** BRIEF **
Filter this data down to the lines that hold "учреждениям", and copy them.

** DATASET EXTRACT **

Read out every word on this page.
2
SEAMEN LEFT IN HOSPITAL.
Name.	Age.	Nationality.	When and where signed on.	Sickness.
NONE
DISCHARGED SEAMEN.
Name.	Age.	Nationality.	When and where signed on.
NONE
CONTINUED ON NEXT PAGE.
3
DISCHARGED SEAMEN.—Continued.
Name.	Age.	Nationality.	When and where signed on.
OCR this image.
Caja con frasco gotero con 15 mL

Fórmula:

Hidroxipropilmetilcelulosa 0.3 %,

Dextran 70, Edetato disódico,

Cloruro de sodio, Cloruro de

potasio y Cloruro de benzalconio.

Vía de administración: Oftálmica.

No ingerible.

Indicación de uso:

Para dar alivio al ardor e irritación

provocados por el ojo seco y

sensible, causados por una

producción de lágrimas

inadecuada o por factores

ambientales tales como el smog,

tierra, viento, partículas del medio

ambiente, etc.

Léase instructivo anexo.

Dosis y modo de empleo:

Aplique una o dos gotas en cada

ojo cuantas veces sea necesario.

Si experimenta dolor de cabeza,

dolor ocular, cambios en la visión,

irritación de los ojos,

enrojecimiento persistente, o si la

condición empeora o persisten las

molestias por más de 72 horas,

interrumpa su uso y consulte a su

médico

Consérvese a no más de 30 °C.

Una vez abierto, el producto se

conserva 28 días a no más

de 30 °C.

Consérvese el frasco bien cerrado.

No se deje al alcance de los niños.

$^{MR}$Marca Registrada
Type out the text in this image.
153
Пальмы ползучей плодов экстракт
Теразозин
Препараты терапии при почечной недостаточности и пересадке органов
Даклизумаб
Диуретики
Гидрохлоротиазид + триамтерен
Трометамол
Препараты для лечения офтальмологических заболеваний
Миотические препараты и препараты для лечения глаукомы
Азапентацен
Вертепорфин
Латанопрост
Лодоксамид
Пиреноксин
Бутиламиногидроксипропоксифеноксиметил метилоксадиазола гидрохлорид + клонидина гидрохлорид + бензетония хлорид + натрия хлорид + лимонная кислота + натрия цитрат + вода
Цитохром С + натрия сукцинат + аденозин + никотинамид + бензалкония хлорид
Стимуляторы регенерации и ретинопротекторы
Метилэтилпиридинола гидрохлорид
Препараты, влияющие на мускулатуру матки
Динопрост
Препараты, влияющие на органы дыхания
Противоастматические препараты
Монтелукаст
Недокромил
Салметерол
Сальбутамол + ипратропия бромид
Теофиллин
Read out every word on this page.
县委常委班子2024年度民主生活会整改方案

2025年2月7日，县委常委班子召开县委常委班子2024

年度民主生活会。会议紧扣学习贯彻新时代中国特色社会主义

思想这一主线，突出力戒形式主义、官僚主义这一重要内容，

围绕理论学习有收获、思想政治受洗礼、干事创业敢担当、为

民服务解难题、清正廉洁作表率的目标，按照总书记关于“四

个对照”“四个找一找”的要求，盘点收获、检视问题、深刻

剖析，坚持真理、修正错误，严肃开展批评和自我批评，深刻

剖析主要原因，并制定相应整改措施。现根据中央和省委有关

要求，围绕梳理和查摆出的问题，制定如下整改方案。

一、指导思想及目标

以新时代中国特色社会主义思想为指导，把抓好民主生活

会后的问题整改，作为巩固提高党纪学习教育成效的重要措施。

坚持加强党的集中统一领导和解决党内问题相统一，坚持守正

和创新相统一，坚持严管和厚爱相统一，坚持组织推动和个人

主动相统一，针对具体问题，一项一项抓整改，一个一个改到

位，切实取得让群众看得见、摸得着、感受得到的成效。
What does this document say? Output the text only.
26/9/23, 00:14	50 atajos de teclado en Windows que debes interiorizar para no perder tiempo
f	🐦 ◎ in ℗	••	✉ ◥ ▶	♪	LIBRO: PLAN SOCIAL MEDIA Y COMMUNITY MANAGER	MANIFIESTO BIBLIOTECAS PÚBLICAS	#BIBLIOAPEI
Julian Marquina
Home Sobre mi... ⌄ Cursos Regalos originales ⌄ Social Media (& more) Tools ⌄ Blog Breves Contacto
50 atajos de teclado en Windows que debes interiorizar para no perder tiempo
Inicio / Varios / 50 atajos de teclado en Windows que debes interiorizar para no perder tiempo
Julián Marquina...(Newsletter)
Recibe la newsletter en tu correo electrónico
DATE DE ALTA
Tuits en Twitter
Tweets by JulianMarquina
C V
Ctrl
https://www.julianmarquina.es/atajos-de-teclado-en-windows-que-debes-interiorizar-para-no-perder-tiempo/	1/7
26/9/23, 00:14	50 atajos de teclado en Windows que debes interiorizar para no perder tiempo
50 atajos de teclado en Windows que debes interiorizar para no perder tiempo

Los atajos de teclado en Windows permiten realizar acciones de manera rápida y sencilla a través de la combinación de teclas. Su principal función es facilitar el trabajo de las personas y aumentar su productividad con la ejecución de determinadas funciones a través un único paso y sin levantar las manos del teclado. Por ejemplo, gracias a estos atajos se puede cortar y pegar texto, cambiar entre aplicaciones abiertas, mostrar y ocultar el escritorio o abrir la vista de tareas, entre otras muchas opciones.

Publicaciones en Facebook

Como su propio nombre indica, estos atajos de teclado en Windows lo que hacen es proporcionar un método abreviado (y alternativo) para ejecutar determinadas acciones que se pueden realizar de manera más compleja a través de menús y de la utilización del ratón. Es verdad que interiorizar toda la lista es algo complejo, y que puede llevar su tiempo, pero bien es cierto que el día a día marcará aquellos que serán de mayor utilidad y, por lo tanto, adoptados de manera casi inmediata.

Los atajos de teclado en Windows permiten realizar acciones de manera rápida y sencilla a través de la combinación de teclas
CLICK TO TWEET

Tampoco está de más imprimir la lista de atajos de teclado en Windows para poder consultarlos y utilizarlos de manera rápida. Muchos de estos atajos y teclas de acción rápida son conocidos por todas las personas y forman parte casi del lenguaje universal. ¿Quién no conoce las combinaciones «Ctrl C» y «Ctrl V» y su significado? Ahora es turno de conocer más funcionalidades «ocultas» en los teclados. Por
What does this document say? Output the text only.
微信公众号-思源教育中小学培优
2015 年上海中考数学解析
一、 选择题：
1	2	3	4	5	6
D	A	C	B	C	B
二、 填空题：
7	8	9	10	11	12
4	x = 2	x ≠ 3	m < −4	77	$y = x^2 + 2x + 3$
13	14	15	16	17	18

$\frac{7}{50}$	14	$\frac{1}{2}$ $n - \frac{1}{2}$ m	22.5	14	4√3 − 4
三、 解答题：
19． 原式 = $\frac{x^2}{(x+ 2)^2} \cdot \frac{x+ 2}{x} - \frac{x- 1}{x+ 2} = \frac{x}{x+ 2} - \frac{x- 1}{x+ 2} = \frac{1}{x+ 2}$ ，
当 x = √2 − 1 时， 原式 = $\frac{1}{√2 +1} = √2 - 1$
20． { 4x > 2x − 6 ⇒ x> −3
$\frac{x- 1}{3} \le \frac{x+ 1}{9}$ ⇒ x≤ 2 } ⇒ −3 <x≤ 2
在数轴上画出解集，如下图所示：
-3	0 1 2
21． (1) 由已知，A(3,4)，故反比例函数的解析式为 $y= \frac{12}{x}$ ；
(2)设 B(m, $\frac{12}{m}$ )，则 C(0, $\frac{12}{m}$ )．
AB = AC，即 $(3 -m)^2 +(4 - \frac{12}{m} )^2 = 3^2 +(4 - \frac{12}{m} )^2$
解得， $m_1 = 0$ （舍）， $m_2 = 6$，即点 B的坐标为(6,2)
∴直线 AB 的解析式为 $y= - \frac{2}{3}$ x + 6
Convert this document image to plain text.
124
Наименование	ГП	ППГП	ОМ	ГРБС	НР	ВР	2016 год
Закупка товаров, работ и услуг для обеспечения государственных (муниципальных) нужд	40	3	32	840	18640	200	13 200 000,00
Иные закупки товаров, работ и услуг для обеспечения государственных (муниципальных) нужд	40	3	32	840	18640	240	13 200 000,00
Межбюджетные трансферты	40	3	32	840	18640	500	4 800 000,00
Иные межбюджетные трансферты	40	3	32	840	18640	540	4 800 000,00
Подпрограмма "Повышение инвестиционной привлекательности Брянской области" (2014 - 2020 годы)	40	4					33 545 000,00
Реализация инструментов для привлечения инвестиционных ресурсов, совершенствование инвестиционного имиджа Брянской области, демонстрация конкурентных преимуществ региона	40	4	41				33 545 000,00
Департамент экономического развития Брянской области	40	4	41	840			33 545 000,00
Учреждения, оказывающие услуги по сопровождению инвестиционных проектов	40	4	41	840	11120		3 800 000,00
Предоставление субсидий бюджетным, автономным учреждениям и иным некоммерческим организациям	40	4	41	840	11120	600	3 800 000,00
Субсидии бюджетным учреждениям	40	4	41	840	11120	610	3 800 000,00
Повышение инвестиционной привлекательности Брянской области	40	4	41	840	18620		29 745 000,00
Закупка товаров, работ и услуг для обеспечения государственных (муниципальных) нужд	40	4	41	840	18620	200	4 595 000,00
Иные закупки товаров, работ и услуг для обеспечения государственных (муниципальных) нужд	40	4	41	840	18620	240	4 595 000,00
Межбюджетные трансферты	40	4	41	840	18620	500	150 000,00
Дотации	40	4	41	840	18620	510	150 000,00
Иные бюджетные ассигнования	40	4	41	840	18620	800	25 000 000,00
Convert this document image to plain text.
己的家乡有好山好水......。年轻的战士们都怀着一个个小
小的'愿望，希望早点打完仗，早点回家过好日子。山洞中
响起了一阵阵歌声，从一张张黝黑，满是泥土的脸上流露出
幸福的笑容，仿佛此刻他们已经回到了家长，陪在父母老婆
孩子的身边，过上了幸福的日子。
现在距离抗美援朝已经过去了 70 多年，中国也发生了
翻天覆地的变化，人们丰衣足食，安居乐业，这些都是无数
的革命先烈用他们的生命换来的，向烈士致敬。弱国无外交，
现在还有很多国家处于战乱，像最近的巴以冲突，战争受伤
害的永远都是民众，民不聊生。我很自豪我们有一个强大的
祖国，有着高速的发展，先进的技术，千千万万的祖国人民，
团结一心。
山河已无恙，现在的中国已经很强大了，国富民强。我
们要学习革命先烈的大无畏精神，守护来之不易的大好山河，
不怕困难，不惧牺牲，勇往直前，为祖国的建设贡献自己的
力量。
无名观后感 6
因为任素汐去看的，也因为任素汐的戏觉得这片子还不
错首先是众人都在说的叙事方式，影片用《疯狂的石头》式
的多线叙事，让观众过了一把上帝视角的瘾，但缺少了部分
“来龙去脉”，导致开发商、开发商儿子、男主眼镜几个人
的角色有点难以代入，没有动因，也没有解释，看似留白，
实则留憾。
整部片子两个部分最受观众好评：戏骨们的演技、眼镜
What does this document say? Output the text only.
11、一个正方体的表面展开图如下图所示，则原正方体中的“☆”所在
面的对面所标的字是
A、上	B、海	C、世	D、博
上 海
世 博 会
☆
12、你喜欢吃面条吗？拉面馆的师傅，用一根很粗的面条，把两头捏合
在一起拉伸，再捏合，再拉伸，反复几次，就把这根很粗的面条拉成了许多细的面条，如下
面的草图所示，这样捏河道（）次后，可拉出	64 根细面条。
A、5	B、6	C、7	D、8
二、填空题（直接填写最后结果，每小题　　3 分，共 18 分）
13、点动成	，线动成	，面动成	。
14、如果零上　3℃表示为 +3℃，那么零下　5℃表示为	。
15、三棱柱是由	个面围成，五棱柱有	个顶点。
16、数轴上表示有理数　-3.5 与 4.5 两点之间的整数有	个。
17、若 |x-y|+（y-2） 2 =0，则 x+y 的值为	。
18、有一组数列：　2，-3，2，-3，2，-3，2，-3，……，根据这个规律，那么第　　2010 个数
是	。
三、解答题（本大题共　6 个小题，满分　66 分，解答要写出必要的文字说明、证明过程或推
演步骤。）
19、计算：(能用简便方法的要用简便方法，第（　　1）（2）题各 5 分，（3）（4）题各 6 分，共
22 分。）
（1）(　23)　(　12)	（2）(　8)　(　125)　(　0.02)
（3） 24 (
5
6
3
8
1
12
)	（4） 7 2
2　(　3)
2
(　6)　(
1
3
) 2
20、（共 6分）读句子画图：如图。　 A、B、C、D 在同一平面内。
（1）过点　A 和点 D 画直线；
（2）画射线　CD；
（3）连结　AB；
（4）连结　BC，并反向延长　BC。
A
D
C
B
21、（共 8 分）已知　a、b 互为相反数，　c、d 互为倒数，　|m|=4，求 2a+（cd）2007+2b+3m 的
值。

** OUTPUT FOR THIS TASK **
Предоставление субсидий бюджетным, автономным учреждениям и иным некоммерческим организациям	40	4	41	840	11120	600	3 800 000,00
Субсидии бюджетным учреждениям	40	4	41	840	11120	610	3 800 000,00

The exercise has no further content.